— Work required —
Copy out all of the material exactly as presented.

— Material supplied —
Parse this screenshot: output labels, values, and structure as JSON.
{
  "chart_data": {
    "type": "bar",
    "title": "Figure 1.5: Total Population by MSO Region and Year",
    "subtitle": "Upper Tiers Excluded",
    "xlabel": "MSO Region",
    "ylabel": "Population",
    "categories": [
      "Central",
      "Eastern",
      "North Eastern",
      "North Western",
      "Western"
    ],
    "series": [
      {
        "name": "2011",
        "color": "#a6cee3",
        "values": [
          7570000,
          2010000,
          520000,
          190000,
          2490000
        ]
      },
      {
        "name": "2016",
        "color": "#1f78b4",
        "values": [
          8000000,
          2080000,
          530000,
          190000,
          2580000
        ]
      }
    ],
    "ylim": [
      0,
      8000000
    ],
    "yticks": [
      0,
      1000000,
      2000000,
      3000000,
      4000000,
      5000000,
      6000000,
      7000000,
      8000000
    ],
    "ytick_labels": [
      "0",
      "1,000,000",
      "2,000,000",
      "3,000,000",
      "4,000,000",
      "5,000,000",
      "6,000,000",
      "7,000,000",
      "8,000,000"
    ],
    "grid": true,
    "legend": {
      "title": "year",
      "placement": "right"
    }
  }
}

— Solution —
Parse this screenshot: output labels, values, and structure as JSON.
{
  "chart_data": {
    "type": "bar",
    "title": "Figure 1.5: Total Population by MSO Region and Year",
    "subtitle": "Upper Tiers Excluded",
    "xlabel": "MSO Region",
    "ylabel": "Population",
    "categories": [
      "Central",
      "Eastern",
      "North Eastern",
      "North Western",
      "Western"
    ],
    "series": [
      {
        "name": "2011",
        "color": "#a6cee3",
        "values": [
          7570000,
          2010000,
          520000,
          190000,
          2490000
        ]
      },
      {
        "name": "2016",
        "color": "#1f78b4",
        "values": [
          8000000,
          2080000,
          530000,
          190000,
          2580000
        ]
      }
    ],
    "ylim": [
      0,
      8000000
    ],
    "yticks": [
      0,
      1000000,
      2000000,
      3000000,
      4000000,
      5000000,
      6000000,
      7000000,
      8000000
    ],
    "ytick_labels": [
      "0",
      "1,000,000",
      "2,000,000",
      "3,000,000",
      "4,000,000",
      "5,000,000",
      "6,000,000",
      "7,000,000",
      "8,000,000"
    ],
    "grid": true,
    "legend": {
      "title": "year",
      "placement": "right"
    }
  }
}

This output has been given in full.